Problem details:
Transcribe each entry below exactly. Pictures do not go in the copy.

Records supplied:
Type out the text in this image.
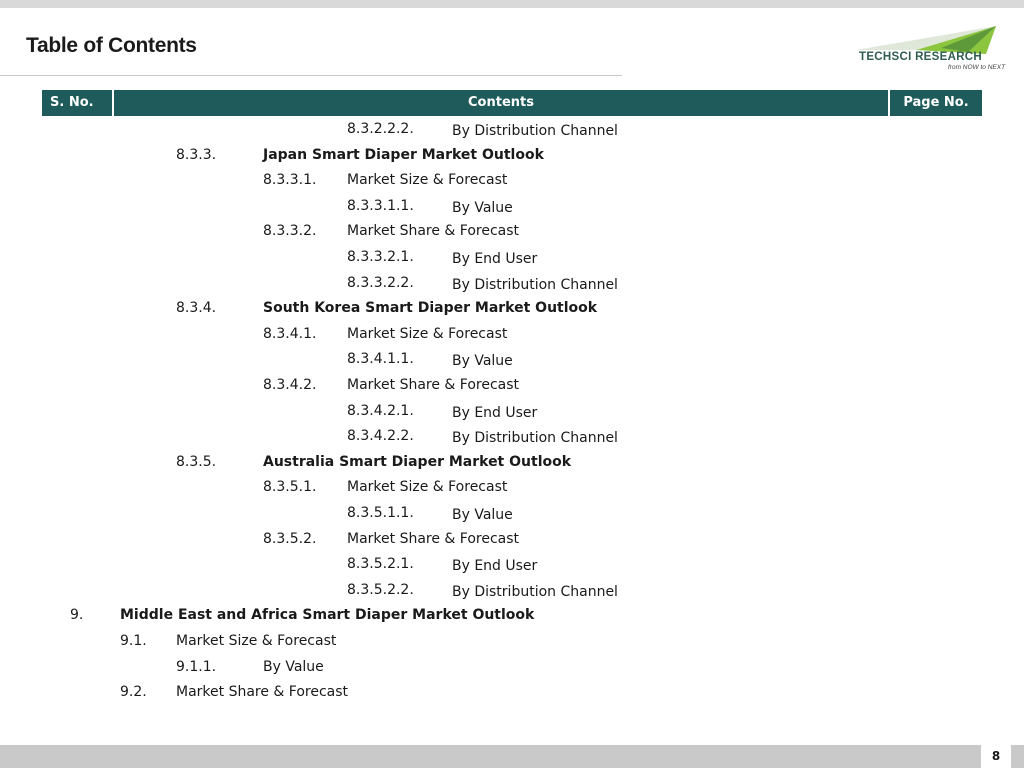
Table of Contents	TECHSCI RESEARCH
from NOW to NEXT
S. No.	Contents	Page No.
8.3.2.2.2.	By Distribution Channel
8.3.3.	Japan Smart Diaper Market Outlook
8.3.3.1. Market Size & Forecast
8.3.3.1.1.	By Value
8.3.3.2. Market Share & Forecast
8.3.3.2.1.	By End User
8.3.3.2.2.	By Distribution Channel
8.3.4.	South Korea Smart Diaper Market Outlook
8.3.4.1. Market Size & Forecast
8.3.4.1.1.	By Value
8.3.4.2. Market Share & Forecast
8.3.4.2.1.	By End User
8.3.4.2.2.	By Distribution Channel
8.3.5.	Australia Smart Diaper Market Outlook
8.3.5.1. Market Size & Forecast
8.3.5.1.1.	By Value
8.3.5.2. Market Share & Forecast
8.3.5.2.1.	By End User
8.3.5.2.2.	By Distribution Channel
9.	Middle East and Africa Smart Diaper Market Outlook
9.1. Market Size & Forecast
9.1.1.	By Value
9.2. Market Share & Forecast
8
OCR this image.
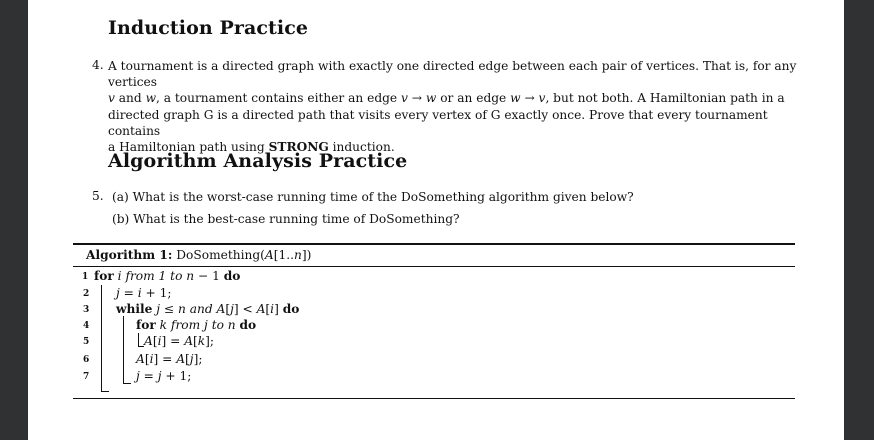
Induction Practice
4. A tournament is a directed graph with exactly one directed edge between each pair of vertices. That is, for any vertices
v and w, a tournament contains either an edge v → w or an edge w → v, but not both. A Hamiltonian path in a
directed graph G is a directed path that visits every vertex of G exactly once. Prove that every tournament contains
a Hamiltonian path using STRONG induction.
Algorithm Analysis Practice
5. (a) What is the worst-case running time of the DoSomething algorithm given below?
(b) What is the best-case running time of DoSomething?
Algorithm 1: DoSomething(A[1..n])
1
2
3
4
5
6
7
for i from 1 to n − 1 do
j = i + 1;
while j ≤ n and A[j] < A[i] do
for k from j to n do
A[i] = A[k];
A[i] = A[j];
j = j + 1;
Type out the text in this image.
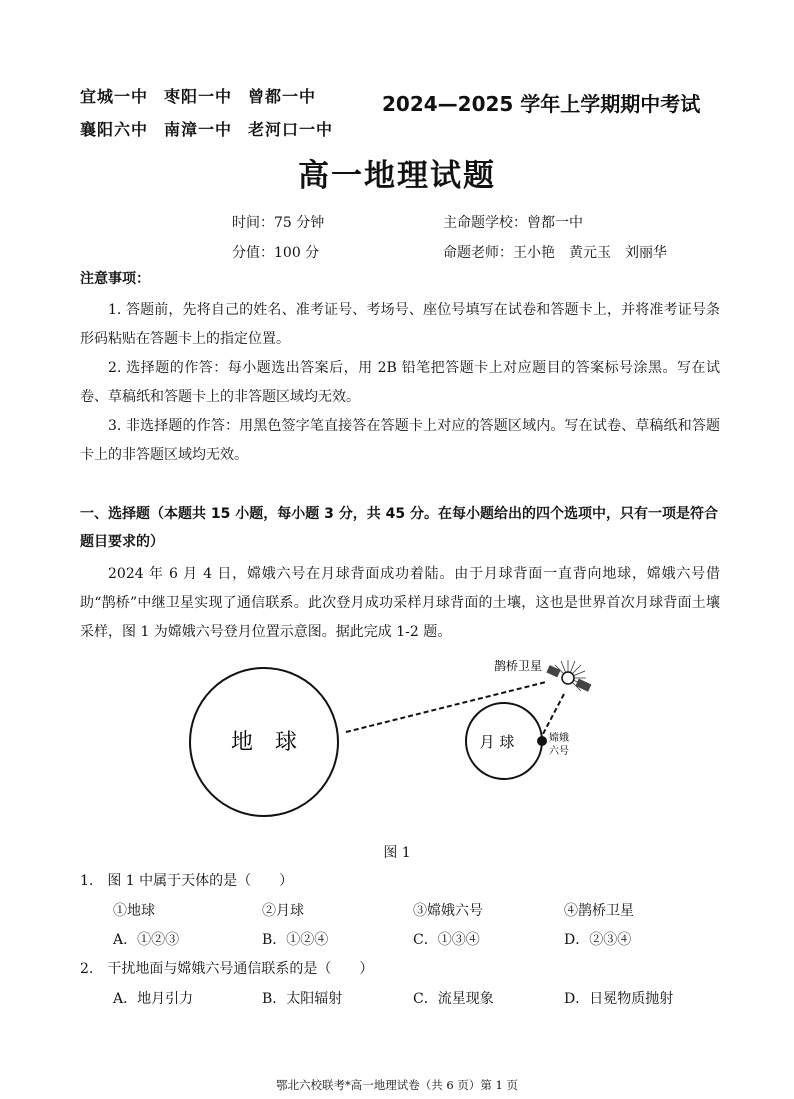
宜城一中 枣阳一中 曾都一中
襄阳六中 南漳一中 老河口一中
2024—2025 学年上学期期中考试
高一地理试题
时间：75 分钟	主命题学校：曾都一中
分值：100 分	命题老师：王小艳　黄元玉　刘丽华
注意事项：

1. 答题前，先将自己的姓名、准考证号、考场号、座位号填写在试卷和答题卡上，并将准考证号条形码粘贴在答题卡上的指定位置。

2. 选择题的作答：每小题选出答案后，用 2B 铅笔把答题卡上对应题目的答案标号涂黑。写在试卷、草稿纸和答题卡上的非答题区域均无效。

3. 非选择题的作答：用黑色签字笔直接答在答题卡上对应的答题区域内。写在试卷、草稿纸和答题卡上的非答题区域均无效。

一、选择题（本题共 15 小题，每小题 3 分，共 45 分。在每小题给出的四个选项中，只有一项是符合题目要求的）

2024 年 6 月 4 日，嫦娥六号在月球背面成功着陆。由于月球背面一直背向地球，嫦娥六号借助“鹊桥”中继卫星实现了通信联系。此次登月成功采样月球背面的土壤，这也是世界首次月球背面土壤采样，图 1 为嫦娥六号登月位置示意图。据此完成 1-2 题。

地　球	月 球
鹊桥卫星
嫦娥
六号
图 1
1.　图 1 中属于天体的是（　　）
①地球	②月球	③嫦娥六号	④鹊桥卫星
A．①②③	B．①②④	C．①③④	D．②③④
2.　干扰地面与嫦娥六号通信联系的是（　　）
A．地月引力	B．太阳辐射	C．流星现象	D．日冕物质抛射
鄂北六校联考*高一地理试卷（共 6 页）第 1 页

Output below:
Type out the text in this image.
Table of Contents	TECHSCI RESEARCH
from NOW to NEXT
S. No.	Contents	Page No.
8.3.2.2.2.	By Distribution Channel
8.3.3.	Japan Smart Diaper Market Outlook
8.3.3.1. Market Size & Forecast
8.3.3.1.1.	By Value
8.3.3.2. Market Share & Forecast
8.3.3.2.1.	By End User
8.3.3.2.2.	By Distribution Channel
8.3.4.	South Korea Smart Diaper Market Outlook
8.3.4.1. Market Size & Forecast
8.3.4.1.1.	By Value
8.3.4.2. Market Share & Forecast
8.3.4.2.1.	By End User
8.3.4.2.2.	By Distribution Channel
8.3.5.	Australia Smart Diaper Market Outlook
8.3.5.1. Market Size & Forecast
8.3.5.1.1.	By Value
8.3.5.2. Market Share & Forecast
8.3.5.2.1.	By End User
8.3.5.2.2.	By Distribution Channel
9.	Middle East and Africa Smart Diaper Market Outlook
9.1. Market Size & Forecast
9.1.1.	By Value
9.2. Market Share & Forecast
8
OCR this image.
Induction Practice
4. A tournament is a directed graph with exactly one directed edge between each pair of vertices. That is, for any vertices
v and w, a tournament contains either an edge v → w or an edge w → v, but not both. A Hamiltonian path in a
directed graph G is a directed path that visits every vertex of G exactly once. Prove that every tournament contains
a Hamiltonian path using STRONG induction.
Algorithm Analysis Practice
5. (a) What is the worst-case running time of the DoSomething algorithm given below?
(b) What is the best-case running time of DoSomething?
Algorithm 1: DoSomething(A[1..n])
1
2
3
4
5
6
7
for i from 1 to n − 1 do
j = i + 1;
while j ≤ n and A[j] < A[i] do
for k from j to n do
A[i] = A[k];
A[i] = A[j];
j = j + 1;
Type out the text in this image.
宜城一中 枣阳一中 曾都一中
襄阳六中 南漳一中 老河口一中
2024—2025 学年上学期期中考试
高一地理试题
时间：75 分钟	主命题学校：曾都一中
分值：100 分	命题老师：王小艳　黄元玉　刘丽华
注意事项：

1. 答题前，先将自己的姓名、准考证号、考场号、座位号填写在试卷和答题卡上，并将准考证号条形码粘贴在答题卡上的指定位置。

2. 选择题的作答：每小题选出答案后，用 2B 铅笔把答题卡上对应题目的答案标号涂黑。写在试卷、草稿纸和答题卡上的非答题区域均无效。

3. 非选择题的作答：用黑色签字笔直接答在答题卡上对应的答题区域内。写在试卷、草稿纸和答题卡上的非答题区域均无效。

一、选择题（本题共 15 小题，每小题 3 分，共 45 分。在每小题给出的四个选项中，只有一项是符合题目要求的）

2024 年 6 月 4 日，嫦娥六号在月球背面成功着陆。由于月球背面一直背向地球，嫦娥六号借助“鹊桥”中继卫星实现了通信联系。此次登月成功采样月球背面的土壤，这也是世界首次月球背面土壤采样，图 1 为嫦娥六号登月位置示意图。据此完成 1-2 题。

地　球	月 球
鹊桥卫星
嫦娥
六号
图 1
1.　图 1 中属于天体的是（　　）
①地球	②月球	③嫦娥六号	④鹊桥卫星
A．①②③	B．①②④	C．①③④	D．②③④
2.　干扰地面与嫦娥六号通信联系的是（　　）
A．地月引力	B．太阳辐射	C．流星现象	D．日冕物质抛射
鄂北六校联考*高一地理试卷（共 6 页）第 1 页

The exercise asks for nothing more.